■ **What the task requires**: Return all lines that include the string "시대에는".

Stored entries:
○ ○ ○

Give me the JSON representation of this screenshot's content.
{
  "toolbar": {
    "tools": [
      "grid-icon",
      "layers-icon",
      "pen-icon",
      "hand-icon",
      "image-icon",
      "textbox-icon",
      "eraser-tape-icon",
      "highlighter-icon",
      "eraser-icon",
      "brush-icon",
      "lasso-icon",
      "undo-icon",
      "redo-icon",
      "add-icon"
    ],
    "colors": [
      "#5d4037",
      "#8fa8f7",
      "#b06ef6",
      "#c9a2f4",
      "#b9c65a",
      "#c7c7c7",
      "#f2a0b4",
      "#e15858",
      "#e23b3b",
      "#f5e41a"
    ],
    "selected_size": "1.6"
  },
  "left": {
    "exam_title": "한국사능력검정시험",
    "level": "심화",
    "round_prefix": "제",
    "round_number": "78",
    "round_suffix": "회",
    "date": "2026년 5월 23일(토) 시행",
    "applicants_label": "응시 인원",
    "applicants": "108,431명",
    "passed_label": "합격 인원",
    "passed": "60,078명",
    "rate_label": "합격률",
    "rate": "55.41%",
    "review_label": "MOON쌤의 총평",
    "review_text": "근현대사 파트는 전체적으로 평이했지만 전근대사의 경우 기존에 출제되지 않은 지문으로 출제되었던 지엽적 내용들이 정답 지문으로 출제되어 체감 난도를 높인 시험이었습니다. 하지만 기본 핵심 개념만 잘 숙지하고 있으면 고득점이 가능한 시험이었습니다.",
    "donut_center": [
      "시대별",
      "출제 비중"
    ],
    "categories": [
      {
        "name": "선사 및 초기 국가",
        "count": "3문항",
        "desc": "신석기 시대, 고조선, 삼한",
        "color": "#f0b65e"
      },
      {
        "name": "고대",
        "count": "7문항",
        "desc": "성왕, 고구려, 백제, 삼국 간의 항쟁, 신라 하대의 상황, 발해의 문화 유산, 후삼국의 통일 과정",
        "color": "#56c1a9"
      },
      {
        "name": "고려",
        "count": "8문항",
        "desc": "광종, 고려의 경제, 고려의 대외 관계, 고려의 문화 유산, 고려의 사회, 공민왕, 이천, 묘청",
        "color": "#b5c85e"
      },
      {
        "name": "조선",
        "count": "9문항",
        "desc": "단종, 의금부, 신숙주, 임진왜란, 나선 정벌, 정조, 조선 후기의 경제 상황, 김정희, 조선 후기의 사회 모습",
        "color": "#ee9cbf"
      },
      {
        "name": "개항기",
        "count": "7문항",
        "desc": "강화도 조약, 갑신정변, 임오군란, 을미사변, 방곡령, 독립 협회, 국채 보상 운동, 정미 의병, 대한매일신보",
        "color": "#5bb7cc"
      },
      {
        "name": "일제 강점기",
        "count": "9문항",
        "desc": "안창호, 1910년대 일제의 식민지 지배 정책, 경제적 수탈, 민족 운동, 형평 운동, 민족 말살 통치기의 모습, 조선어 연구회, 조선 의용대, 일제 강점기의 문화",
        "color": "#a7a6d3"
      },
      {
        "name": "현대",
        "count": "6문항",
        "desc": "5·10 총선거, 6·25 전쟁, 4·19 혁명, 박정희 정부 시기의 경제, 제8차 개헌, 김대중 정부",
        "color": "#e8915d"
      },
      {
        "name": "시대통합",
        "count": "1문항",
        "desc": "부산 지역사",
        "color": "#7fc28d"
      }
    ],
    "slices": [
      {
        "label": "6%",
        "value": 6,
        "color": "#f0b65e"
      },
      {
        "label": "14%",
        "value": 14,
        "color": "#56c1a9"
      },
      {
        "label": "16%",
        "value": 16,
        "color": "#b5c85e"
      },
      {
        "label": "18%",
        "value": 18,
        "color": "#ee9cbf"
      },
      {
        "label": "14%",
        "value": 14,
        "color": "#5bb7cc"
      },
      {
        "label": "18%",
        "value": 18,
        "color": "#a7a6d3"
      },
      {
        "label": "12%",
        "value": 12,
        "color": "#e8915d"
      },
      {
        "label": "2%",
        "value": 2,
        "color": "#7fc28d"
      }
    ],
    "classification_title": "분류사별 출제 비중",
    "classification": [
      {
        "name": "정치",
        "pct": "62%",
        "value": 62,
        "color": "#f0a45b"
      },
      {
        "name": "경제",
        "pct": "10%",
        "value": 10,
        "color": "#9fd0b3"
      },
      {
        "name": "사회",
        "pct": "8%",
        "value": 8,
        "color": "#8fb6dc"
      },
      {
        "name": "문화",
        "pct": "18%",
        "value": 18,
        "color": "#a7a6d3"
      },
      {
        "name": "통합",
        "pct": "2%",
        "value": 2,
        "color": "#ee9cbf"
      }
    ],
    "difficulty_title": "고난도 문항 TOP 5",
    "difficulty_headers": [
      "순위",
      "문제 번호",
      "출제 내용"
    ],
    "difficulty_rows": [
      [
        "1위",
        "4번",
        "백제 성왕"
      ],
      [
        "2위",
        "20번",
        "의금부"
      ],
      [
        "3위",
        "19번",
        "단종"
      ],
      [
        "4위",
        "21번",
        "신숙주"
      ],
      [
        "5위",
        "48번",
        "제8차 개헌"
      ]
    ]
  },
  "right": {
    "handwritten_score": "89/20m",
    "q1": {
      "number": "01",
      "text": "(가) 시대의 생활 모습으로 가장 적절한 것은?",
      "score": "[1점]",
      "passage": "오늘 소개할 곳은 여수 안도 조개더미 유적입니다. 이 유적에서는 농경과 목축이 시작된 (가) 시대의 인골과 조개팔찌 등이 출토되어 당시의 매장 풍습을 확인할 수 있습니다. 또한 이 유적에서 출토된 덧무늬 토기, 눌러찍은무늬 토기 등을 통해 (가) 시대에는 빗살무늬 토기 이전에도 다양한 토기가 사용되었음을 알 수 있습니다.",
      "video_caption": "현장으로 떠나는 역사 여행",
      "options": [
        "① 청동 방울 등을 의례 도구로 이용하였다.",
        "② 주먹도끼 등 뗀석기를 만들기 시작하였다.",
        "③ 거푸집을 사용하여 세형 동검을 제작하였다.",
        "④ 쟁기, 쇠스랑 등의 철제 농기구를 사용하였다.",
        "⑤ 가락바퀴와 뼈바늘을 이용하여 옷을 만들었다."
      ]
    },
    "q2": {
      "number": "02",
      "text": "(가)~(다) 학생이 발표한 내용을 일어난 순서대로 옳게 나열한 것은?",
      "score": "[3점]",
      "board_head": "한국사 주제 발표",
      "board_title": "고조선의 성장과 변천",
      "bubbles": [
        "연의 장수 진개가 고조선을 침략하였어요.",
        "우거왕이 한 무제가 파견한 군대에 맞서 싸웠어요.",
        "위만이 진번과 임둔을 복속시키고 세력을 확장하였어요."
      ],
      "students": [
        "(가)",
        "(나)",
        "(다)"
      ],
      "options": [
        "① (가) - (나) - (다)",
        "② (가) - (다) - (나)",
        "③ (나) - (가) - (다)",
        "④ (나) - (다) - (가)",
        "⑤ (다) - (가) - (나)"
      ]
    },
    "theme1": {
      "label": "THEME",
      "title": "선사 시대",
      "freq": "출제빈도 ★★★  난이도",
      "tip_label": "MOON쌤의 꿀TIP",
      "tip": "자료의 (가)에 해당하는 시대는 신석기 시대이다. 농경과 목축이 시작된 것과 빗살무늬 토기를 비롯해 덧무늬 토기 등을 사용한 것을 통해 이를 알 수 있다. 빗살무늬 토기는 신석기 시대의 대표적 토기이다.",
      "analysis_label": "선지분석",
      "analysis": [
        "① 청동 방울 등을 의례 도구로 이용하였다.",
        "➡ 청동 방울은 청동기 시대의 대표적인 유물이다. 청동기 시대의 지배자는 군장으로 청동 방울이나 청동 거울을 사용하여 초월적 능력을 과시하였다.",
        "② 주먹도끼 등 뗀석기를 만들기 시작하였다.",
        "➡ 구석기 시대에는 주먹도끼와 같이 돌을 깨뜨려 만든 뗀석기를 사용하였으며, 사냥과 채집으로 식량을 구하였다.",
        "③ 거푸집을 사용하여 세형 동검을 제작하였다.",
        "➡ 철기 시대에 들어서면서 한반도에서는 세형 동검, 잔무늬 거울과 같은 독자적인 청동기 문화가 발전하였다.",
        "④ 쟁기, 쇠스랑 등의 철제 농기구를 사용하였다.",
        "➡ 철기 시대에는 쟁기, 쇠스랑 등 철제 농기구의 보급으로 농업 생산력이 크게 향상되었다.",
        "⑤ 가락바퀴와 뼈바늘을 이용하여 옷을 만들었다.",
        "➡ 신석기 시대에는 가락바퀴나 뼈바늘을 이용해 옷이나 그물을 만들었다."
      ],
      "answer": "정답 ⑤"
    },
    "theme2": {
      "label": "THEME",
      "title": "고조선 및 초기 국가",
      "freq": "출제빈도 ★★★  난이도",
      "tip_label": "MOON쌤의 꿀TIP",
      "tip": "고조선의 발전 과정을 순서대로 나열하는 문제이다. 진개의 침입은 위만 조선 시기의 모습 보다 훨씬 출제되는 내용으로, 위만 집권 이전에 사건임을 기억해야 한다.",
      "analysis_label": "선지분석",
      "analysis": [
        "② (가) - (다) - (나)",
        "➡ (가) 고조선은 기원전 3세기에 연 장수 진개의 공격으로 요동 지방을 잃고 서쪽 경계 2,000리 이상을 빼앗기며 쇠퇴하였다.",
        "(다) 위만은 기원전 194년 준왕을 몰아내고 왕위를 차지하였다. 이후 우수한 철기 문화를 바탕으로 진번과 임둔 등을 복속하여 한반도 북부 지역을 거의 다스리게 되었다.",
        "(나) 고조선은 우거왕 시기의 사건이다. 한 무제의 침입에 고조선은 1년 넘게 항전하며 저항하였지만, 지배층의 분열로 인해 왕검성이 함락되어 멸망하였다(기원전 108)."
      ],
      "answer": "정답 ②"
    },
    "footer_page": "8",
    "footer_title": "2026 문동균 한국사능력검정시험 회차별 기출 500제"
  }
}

○ ○ ○

■ **Response to the exercise**:
      "passage": "오늘 소개할 곳은 여수 안도 조개더미 유적입니다. 이 유적에서는 농경과 목축이 시작된 (가) 시대의 인골과 조개팔찌 등이 출토되어 당시의 매장 풍습을 확인할 수 있습니다. 또한 이 유적에서 출토된 덧무늬 토기, 눌러찍은무늬 토기 등을 통해 (가) 시대에는 빗살무늬 토기 이전에도 다양한 토기가 사용되었음을 알 수 있습니다.",
        "➡ 구석기 시대에는 주먹도끼와 같이 돌을 깨뜨려 만든 뗀석기를 사용하였으며, 사냥과 채집으로 식량을 구하였다.",
        "➡ 철기 시대에는 쟁기, 쇠스랑 등 철제 농기구의 보급으로 농업 생산력이 크게 향상되었다.",
        "➡ 신석기 시대에는 가락바퀴나 뼈바늘을 이용해 옷이나 그물을 만들었다."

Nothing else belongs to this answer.